** START OF Dataset extract **

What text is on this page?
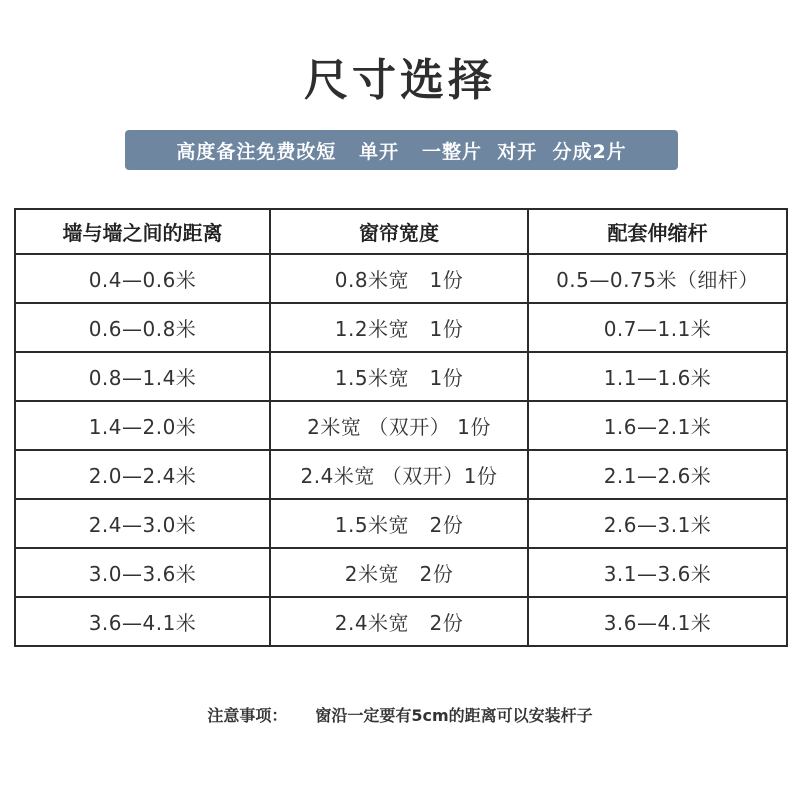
尺寸选择
高度备注免费改短   单开   一整片  对开  分成2片
墙与墙之间的距离	窗帘宽度	配套伸缩杆
0.4—0.6米	0.8米宽　1份	0.5—0.75米（细杆）
0.6—0.8米	1.2米宽　1份	0.7—1.1米
0.8—1.4米	1.5米宽　1份	1.1—1.6米
1.4—2.0米	2米宽 （双开） 1份	1.6—2.1米
2.0—2.4米	2.4米宽 （双开）1份	2.1—2.6米
2.4—3.0米	1.5米宽　2份	2.6—3.1米
3.0—3.6米	2米宽　2份	3.1—3.6米
3.6—4.1米	2.4米宽　2份	3.6—4.1米
注意事项： 窗沿一定要有5cm的距离可以安装杆子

** END OF Dataset extract **

Repeat the material above in full and exactly, omitting the pictures.

Full answer:
What text is on this page?
尺寸选择
高度备注免费改短   单开   一整片  对开  分成2片
墙与墙之间的距离	窗帘宽度	配套伸缩杆
0.4—0.6米	0.8米宽　1份	0.5—0.75米（细杆）
0.6—0.8米	1.2米宽　1份	0.7—1.1米
0.8—1.4米	1.5米宽　1份	1.1—1.6米
1.4—2.0米	2米宽 （双开） 1份	1.6—2.1米
2.0—2.4米	2.4米宽 （双开）1份	2.1—2.6米
2.4—3.0米	1.5米宽　2份	2.6—3.1米
3.0—3.6米	2米宽　2份	3.1—3.6米
3.6—4.1米	2.4米宽　2份	3.6—4.1米
注意事项： 窗沿一定要有5cm的距离可以安装杆子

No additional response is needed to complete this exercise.